■ **SET TASK**
Retype the listing from the line with "List each element" up to and including the line with "x-tick-label: 16 [1565,659,1593,684]", reproducing each line without any change.

+++ DATA PROVIDED

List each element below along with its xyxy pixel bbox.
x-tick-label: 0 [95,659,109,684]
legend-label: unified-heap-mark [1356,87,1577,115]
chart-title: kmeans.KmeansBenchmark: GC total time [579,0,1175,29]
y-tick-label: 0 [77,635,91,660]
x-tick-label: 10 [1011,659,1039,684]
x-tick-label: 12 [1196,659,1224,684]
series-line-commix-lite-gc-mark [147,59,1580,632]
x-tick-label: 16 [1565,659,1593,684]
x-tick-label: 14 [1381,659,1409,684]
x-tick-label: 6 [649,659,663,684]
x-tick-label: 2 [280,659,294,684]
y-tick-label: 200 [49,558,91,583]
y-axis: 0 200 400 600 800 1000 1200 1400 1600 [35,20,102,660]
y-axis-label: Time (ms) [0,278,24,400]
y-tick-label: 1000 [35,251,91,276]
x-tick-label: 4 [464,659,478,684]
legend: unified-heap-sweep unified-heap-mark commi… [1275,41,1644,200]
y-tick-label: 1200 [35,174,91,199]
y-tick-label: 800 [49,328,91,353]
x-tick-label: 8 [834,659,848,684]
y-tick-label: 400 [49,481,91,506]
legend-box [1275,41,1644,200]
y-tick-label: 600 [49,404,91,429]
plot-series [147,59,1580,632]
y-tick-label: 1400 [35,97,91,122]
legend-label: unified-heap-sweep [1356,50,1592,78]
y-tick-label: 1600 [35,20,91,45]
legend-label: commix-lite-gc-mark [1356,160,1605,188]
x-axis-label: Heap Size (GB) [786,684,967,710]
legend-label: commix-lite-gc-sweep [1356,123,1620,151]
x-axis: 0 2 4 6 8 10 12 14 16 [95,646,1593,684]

++++++
+++ DATA PROVIDED

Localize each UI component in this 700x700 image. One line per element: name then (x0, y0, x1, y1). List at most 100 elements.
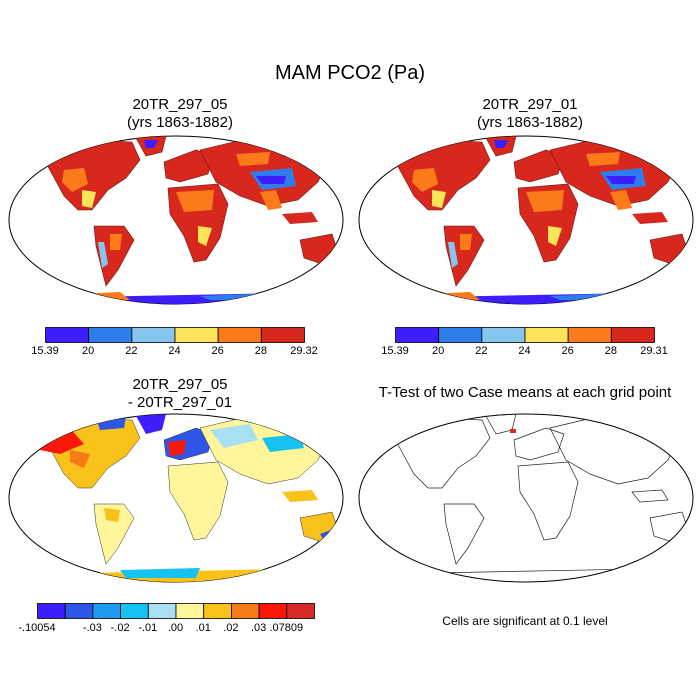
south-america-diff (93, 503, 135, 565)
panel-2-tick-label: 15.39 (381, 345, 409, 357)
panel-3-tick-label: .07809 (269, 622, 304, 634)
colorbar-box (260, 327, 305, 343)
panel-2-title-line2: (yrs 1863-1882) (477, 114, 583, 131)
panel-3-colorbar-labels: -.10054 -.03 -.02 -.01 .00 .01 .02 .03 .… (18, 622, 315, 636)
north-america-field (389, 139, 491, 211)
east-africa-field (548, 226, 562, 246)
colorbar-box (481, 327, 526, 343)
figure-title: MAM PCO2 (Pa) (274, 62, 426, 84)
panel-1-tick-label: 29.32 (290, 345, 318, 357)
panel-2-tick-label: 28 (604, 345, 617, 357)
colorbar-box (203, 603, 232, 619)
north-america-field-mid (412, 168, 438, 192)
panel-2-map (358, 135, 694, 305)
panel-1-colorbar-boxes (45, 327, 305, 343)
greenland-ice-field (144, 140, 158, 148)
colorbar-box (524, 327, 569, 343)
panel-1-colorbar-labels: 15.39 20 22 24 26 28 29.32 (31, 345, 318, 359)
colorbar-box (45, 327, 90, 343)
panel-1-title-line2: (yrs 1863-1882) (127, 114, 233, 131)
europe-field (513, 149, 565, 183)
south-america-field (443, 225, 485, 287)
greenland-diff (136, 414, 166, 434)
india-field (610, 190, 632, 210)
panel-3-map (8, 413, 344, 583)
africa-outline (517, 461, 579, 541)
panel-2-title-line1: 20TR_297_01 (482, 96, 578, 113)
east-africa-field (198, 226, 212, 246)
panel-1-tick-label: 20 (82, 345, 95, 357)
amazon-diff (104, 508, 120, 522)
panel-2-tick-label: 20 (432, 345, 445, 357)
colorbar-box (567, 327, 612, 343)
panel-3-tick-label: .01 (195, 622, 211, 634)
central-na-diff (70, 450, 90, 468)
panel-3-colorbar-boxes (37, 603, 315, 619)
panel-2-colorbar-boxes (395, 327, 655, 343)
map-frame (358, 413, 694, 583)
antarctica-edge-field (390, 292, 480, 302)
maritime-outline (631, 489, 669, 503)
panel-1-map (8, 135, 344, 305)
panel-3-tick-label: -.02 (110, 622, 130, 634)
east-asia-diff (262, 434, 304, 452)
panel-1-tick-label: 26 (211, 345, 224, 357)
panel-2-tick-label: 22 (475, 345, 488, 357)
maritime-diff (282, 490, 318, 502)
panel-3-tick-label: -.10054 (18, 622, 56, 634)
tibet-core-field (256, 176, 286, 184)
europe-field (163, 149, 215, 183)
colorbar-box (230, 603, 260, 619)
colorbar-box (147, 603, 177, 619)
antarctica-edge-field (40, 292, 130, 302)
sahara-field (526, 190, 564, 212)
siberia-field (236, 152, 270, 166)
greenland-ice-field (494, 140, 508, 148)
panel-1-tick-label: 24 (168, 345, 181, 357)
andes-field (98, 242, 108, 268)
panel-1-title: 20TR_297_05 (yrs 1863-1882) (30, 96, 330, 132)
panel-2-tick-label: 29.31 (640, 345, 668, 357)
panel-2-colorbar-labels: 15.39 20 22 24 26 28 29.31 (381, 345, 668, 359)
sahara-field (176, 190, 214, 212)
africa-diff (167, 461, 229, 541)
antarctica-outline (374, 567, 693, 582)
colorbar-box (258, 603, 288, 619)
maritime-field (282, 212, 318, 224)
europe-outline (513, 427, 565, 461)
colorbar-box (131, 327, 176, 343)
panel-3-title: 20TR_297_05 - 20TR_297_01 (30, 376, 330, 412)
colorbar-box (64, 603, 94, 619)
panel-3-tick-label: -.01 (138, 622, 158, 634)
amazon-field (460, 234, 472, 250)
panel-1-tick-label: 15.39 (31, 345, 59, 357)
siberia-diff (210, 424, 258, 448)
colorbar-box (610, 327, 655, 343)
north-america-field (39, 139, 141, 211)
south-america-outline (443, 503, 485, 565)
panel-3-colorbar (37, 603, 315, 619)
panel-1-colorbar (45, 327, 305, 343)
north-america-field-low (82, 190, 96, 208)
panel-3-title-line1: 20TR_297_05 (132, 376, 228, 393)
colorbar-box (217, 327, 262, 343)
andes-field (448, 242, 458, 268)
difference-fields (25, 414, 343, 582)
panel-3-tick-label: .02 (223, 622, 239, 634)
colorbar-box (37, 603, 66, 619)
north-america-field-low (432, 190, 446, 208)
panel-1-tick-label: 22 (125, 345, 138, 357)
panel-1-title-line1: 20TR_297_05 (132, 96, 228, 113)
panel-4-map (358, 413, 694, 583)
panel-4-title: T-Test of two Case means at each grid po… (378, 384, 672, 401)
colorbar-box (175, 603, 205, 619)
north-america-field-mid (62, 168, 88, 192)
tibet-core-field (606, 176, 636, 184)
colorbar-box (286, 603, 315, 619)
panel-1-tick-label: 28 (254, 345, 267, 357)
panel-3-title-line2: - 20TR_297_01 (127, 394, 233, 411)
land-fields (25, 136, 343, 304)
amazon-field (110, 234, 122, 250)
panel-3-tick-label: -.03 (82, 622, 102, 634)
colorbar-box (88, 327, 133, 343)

++++++

■ **CORRECT ANSWER**
List each element below along with its xyxy pixel bbox.
x-tick-label: 0 [95,659,109,684]
legend-label: unified-heap-mark [1356,87,1577,115]
chart-title: kmeans.KmeansBenchmark: GC total time [579,0,1175,29]
y-tick-label: 0 [77,635,91,660]
x-tick-label: 10 [1011,659,1039,684]
x-tick-label: 12 [1196,659,1224,684]
series-line-commix-lite-gc-mark [147,59,1580,632]
x-tick-label: 16 [1565,659,1593,684]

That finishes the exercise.